RECORDS SUPPLIED →

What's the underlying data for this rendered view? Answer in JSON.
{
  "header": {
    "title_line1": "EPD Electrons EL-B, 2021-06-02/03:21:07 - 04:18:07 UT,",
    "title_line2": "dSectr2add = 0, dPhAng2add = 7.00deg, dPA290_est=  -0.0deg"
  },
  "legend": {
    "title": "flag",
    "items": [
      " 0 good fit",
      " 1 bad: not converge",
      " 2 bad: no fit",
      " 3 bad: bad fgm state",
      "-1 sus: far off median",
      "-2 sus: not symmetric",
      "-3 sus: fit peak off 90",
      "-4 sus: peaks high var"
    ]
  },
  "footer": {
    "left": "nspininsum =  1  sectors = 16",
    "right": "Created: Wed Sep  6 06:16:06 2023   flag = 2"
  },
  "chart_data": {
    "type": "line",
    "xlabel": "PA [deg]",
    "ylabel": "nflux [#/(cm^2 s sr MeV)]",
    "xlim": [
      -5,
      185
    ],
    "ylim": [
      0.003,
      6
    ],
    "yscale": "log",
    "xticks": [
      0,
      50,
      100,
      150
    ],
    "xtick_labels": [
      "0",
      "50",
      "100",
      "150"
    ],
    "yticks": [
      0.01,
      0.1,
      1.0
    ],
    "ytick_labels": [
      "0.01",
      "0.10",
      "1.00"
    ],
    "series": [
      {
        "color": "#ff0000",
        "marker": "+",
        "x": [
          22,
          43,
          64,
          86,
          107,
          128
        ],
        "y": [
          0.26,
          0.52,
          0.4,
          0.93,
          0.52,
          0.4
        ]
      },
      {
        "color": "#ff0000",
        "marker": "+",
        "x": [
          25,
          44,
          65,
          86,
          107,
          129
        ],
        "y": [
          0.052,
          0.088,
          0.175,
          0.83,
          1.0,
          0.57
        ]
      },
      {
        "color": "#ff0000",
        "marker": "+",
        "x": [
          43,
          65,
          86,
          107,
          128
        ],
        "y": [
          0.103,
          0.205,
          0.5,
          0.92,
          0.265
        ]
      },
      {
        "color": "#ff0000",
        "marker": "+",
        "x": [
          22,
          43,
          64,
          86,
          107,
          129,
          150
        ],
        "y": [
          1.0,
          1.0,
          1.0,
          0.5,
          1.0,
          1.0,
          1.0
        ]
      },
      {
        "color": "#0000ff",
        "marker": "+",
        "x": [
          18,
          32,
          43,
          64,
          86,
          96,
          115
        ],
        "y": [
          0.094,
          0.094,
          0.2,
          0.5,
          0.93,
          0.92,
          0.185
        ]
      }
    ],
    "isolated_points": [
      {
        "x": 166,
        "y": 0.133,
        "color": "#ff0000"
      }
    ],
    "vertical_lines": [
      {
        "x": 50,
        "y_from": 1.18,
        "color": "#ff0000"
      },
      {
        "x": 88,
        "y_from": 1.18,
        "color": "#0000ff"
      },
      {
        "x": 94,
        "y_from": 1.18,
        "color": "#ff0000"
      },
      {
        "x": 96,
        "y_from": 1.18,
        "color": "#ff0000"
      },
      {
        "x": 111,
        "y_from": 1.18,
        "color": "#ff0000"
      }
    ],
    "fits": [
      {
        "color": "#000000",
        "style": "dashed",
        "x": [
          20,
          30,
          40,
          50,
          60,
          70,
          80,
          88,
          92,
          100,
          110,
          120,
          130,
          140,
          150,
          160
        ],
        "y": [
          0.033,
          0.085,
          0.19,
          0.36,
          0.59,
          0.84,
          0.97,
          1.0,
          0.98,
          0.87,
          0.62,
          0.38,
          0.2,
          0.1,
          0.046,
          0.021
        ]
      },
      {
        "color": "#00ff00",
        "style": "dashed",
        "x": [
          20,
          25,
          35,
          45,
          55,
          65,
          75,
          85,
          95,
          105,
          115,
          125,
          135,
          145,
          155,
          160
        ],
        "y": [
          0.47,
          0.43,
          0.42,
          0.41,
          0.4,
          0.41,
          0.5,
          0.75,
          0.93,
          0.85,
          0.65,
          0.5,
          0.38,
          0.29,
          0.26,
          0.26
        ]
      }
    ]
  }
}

AIM OF THE TASK → Each line of the material above needs to be quoted exactly, please.

OUTPUT OF THE TASK →
What's the underlying data for this rendered view? Answer in JSON.
{
  "header": {
    "title_line1": "EPD Electrons EL-B, 2021-06-02/03:21:07 - 04:18:07 UT,",
    "title_line2": "dSectr2add = 0, dPhAng2add = 7.00deg, dPA290_est=  -0.0deg"
  },
  "legend": {
    "title": "flag",
    "items": [
      " 0 good fit",
      " 1 bad: not converge",
      " 2 bad: no fit",
      " 3 bad: bad fgm state",
      "-1 sus: far off median",
      "-2 sus: not symmetric",
      "-3 sus: fit peak off 90",
      "-4 sus: peaks high var"
    ]
  },
  "footer": {
    "left": "nspininsum =  1  sectors = 16",
    "right": "Created: Wed Sep  6 06:16:06 2023   flag = 2"
  },
  "chart_data": {
    "type": "line",
    "xlabel": "PA [deg]",
    "ylabel": "nflux [#/(cm^2 s sr MeV)]",
    "xlim": [
      -5,
      185
    ],
    "ylim": [
      0.003,
      6
    ],
    "yscale": "log",
    "xticks": [
      0,
      50,
      100,
      150
    ],
    "xtick_labels": [
      "0",
      "50",
      "100",
      "150"
    ],
    "yticks": [
      0.01,
      0.1,
      1.0
    ],
    "ytick_labels": [
      "0.01",
      "0.10",
      "1.00"
    ],
    "series": [
      {
        "color": "#ff0000",
        "marker": "+",
        "x": [
          22,
          43,
          64,
          86,
          107,
          128
        ],
        "y": [
          0.26,
          0.52,
          0.4,
          0.93,
          0.52,
          0.4
        ]
      },
      {
        "color": "#ff0000",
        "marker": "+",
        "x": [
          25,
          44,
          65,
          86,
          107,
          129
        ],
        "y": [
          0.052,
          0.088,
          0.175,
          0.83,
          1.0,
          0.57
        ]
      },
      {
        "color": "#ff0000",
        "marker": "+",
        "x": [
          43,
          65,
          86,
          107,
          128
        ],
        "y": [
          0.103,
          0.205,
          0.5,
          0.92,
          0.265
        ]
      },
      {
        "color": "#ff0000",
        "marker": "+",
        "x": [
          22,
          43,
          64,
          86,
          107,
          129,
          150
        ],
        "y": [
          1.0,
          1.0,
          1.0,
          0.5,
          1.0,
          1.0,
          1.0
        ]
      },
      {
        "color": "#0000ff",
        "marker": "+",
        "x": [
          18,
          32,
          43,
          64,
          86,
          96,
          115
        ],
        "y": [
          0.094,
          0.094,
          0.2,
          0.5,
          0.93,
          0.92,
          0.185
        ]
      }
    ],
    "isolated_points": [
      {
        "x": 166,
        "y": 0.133,
        "color": "#ff0000"
      }
    ],
    "vertical_lines": [
      {
        "x": 50,
        "y_from": 1.18,
        "color": "#ff0000"
      },
      {
        "x": 88,
        "y_from": 1.18,
        "color": "#0000ff"
      },
      {
        "x": 94,
        "y_from": 1.18,
        "color": "#ff0000"
      },
      {
        "x": 96,
        "y_from": 1.18,
        "color": "#ff0000"
      },
      {
        "x": 111,
        "y_from": 1.18,
        "color": "#ff0000"
      }
    ],
    "fits": [
      {
        "color": "#000000",
        "style": "dashed",
        "x": [
          20,
          30,
          40,
          50,
          60,
          70,
          80,
          88,
          92,
          100,
          110,
          120,
          130,
          140,
          150,
          160
        ],
        "y": [
          0.033,
          0.085,
          0.19,
          0.36,
          0.59,
          0.84,
          0.97,
          1.0,
          0.98,
          0.87,
          0.62,
          0.38,
          0.2,
          0.1,
          0.046,
          0.021
        ]
      },
      {
        "color": "#00ff00",
        "style": "dashed",
        "x": [
          20,
          25,
          35,
          45,
          55,
          65,
          75,
          85,
          95,
          105,
          115,
          125,
          135,
          145,
          155,
          160
        ],
        "y": [
          0.47,
          0.43,
          0.42,
          0.41,
          0.4,
          0.41,
          0.5,
          0.75,
          0.93,
          0.85,
          0.65,
          0.5,
          0.38,
          0.29,
          0.26,
          0.26
        ]
      }
    ]
  }
}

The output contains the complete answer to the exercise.